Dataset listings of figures
++++++++++++++++++++
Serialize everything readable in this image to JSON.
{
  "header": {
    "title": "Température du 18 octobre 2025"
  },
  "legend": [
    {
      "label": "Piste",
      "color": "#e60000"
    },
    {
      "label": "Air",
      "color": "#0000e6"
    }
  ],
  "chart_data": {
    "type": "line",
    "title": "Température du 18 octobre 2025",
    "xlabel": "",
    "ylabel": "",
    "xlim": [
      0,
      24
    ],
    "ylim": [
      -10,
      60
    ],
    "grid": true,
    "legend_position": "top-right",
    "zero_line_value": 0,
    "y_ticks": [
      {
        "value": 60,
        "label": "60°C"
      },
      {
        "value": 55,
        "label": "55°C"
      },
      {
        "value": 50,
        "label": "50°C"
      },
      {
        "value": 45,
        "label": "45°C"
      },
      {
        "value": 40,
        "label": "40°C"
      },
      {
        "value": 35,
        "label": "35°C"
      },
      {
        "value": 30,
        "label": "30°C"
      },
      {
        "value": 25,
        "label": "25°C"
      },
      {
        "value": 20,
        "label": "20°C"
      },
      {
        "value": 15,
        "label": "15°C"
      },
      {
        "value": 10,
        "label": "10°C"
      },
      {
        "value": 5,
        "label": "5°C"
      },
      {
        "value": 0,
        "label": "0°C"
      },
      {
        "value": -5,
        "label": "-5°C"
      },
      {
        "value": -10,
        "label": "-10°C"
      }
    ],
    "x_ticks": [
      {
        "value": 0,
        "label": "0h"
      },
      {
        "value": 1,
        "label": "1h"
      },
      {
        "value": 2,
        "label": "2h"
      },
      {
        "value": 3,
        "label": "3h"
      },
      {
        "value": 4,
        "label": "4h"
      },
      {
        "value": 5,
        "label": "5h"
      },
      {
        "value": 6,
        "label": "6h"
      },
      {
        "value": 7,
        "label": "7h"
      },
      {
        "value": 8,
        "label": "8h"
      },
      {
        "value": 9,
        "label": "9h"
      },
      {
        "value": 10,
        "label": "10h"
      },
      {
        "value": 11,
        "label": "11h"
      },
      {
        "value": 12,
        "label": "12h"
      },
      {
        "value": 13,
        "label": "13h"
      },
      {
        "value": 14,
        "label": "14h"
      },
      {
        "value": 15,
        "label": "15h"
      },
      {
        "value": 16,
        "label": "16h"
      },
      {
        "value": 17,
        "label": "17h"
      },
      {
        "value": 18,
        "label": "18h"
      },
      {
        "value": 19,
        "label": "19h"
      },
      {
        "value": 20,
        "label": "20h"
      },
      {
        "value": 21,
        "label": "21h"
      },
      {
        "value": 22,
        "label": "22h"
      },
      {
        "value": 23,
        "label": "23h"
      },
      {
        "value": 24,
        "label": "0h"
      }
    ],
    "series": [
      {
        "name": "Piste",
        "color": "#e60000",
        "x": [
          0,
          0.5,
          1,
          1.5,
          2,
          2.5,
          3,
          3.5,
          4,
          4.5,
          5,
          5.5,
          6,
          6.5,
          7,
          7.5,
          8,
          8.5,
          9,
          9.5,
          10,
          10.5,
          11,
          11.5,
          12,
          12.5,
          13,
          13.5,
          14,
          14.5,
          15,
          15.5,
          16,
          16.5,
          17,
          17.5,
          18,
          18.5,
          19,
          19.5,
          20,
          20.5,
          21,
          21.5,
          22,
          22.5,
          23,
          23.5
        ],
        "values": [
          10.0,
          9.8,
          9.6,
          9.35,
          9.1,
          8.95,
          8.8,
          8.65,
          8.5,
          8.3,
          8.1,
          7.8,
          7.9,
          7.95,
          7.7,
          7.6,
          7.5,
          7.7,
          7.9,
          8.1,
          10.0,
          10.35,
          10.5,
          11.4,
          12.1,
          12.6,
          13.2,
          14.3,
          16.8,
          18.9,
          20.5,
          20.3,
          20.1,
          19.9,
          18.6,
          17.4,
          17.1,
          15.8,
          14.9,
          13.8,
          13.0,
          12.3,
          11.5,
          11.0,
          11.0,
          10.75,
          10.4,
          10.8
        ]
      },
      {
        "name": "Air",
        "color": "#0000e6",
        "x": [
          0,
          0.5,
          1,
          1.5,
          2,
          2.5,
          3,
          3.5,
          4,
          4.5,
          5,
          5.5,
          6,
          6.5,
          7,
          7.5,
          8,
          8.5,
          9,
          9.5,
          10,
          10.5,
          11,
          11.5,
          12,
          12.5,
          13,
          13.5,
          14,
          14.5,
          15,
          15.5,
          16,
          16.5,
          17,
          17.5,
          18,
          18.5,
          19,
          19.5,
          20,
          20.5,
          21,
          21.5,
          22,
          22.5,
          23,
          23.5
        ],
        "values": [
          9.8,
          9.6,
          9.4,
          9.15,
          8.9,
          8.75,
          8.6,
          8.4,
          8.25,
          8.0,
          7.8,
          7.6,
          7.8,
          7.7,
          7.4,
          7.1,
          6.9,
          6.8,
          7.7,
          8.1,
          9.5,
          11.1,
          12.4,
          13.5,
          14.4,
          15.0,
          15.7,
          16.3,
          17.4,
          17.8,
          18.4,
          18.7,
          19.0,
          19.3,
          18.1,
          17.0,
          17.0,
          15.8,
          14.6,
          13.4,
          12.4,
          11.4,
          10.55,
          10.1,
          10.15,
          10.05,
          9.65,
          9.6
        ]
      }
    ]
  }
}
++++++++++++++++++++
**To do:** Repeat the records above exactly as they appear.

**Response:**
Serialize everything readable in this image to JSON.
{
  "header": {
    "title": "Température du 18 octobre 2025"
  },
  "legend": [
    {
      "label": "Piste",
      "color": "#e60000"
    },
    {
      "label": "Air",
      "color": "#0000e6"
    }
  ],
  "chart_data": {
    "type": "line",
    "title": "Température du 18 octobre 2025",
    "xlabel": "",
    "ylabel": "",
    "xlim": [
      0,
      24
    ],
    "ylim": [
      -10,
      60
    ],
    "grid": true,
    "legend_position": "top-right",
    "zero_line_value": 0,
    "y_ticks": [
      {
        "value": 60,
        "label": "60°C"
      },
      {
        "value": 55,
        "label": "55°C"
      },
      {
        "value": 50,
        "label": "50°C"
      },
      {
        "value": 45,
        "label": "45°C"
      },
      {
        "value": 40,
        "label": "40°C"
      },
      {
        "value": 35,
        "label": "35°C"
      },
      {
        "value": 30,
        "label": "30°C"
      },
      {
        "value": 25,
        "label": "25°C"
      },
      {
        "value": 20,
        "label": "20°C"
      },
      {
        "value": 15,
        "label": "15°C"
      },
      {
        "value": 10,
        "label": "10°C"
      },
      {
        "value": 5,
        "label": "5°C"
      },
      {
        "value": 0,
        "label": "0°C"
      },
      {
        "value": -5,
        "label": "-5°C"
      },
      {
        "value": -10,
        "label": "-10°C"
      }
    ],
    "x_ticks": [
      {
        "value": 0,
        "label": "0h"
      },
      {
        "value": 1,
        "label": "1h"
      },
      {
        "value": 2,
        "label": "2h"
      },
      {
        "value": 3,
        "label": "3h"
      },
      {
        "value": 4,
        "label": "4h"
      },
      {
        "value": 5,
        "label": "5h"
      },
      {
        "value": 6,
        "label": "6h"
      },
      {
        "value": 7,
        "label": "7h"
      },
      {
        "value": 8,
        "label": "8h"
      },
      {
        "value": 9,
        "label": "9h"
      },
      {
        "value": 10,
        "label": "10h"
      },
      {
        "value": 11,
        "label": "11h"
      },
      {
        "value": 12,
        "label": "12h"
      },
      {
        "value": 13,
        "label": "13h"
      },
      {
        "value": 14,
        "label": "14h"
      },
      {
        "value": 15,
        "label": "15h"
      },
      {
        "value": 16,
        "label": "16h"
      },
      {
        "value": 17,
        "label": "17h"
      },
      {
        "value": 18,
        "label": "18h"
      },
      {
        "value": 19,
        "label": "19h"
      },
      {
        "value": 20,
        "label": "20h"
      },
      {
        "value": 21,
        "label": "21h"
      },
      {
        "value": 22,
        "label": "22h"
      },
      {
        "value": 23,
        "label": "23h"
      },
      {
        "value": 24,
        "label": "0h"
      }
    ],
    "series": [
      {
        "name": "Piste",
        "color": "#e60000",
        "x": [
          0,
          0.5,
          1,
          1.5,
          2,
          2.5,
          3,
          3.5,
          4,
          4.5,
          5,
          5.5,
          6,
          6.5,
          7,
          7.5,
          8,
          8.5,
          9,
          9.5,
          10,
          10.5,
          11,
          11.5,
          12,
          12.5,
          13,
          13.5,
          14,
          14.5,
          15,
          15.5,
          16,
          16.5,
          17,
          17.5,
          18,
          18.5,
          19,
          19.5,
          20,
          20.5,
          21,
          21.5,
          22,
          22.5,
          23,
          23.5
        ],
        "values": [
          10.0,
          9.8,
          9.6,
          9.35,
          9.1,
          8.95,
          8.8,
          8.65,
          8.5,
          8.3,
          8.1,
          7.8,
          7.9,
          7.95,
          7.7,
          7.6,
          7.5,
          7.7,
          7.9,
          8.1,
          10.0,
          10.35,
          10.5,
          11.4,
          12.1,
          12.6,
          13.2,
          14.3,
          16.8,
          18.9,
          20.5,
          20.3,
          20.1,
          19.9,
          18.6,
          17.4,
          17.1,
          15.8,
          14.9,
          13.8,
          13.0,
          12.3,
          11.5,
          11.0,
          11.0,
          10.75,
          10.4,
          10.8
        ]
      },
      {
        "name": "Air",
        "color": "#0000e6",
        "x": [
          0,
          0.5,
          1,
          1.5,
          2,
          2.5,
          3,
          3.5,
          4,
          4.5,
          5,
          5.5,
          6,
          6.5,
          7,
          7.5,
          8,
          8.5,
          9,
          9.5,
          10,
          10.5,
          11,
          11.5,
          12,
          12.5,
          13,
          13.5,
          14,
          14.5,
          15,
          15.5,
          16,
          16.5,
          17,
          17.5,
          18,
          18.5,
          19,
          19.5,
          20,
          20.5,
          21,
          21.5,
          22,
          22.5,
          23,
          23.5
        ],
        "values": [
          9.8,
          9.6,
          9.4,
          9.15,
          8.9,
          8.75,
          8.6,
          8.4,
          8.25,
          8.0,
          7.8,
          7.6,
          7.8,
          7.7,
          7.4,
          7.1,
          6.9,
          6.8,
          7.7,
          8.1,
          9.5,
          11.1,
          12.4,
          13.5,
          14.4,
          15.0,
          15.7,
          16.3,
          17.4,
          17.8,
          18.4,
          18.7,
          19.0,
          19.3,
          18.1,
          17.0,
          17.0,
          15.8,
          14.6,
          13.4,
          12.4,
          11.4,
          10.55,
          10.1,
          10.15,
          10.05,
          9.65,
          9.6
        ]
      }
    ]
  }
}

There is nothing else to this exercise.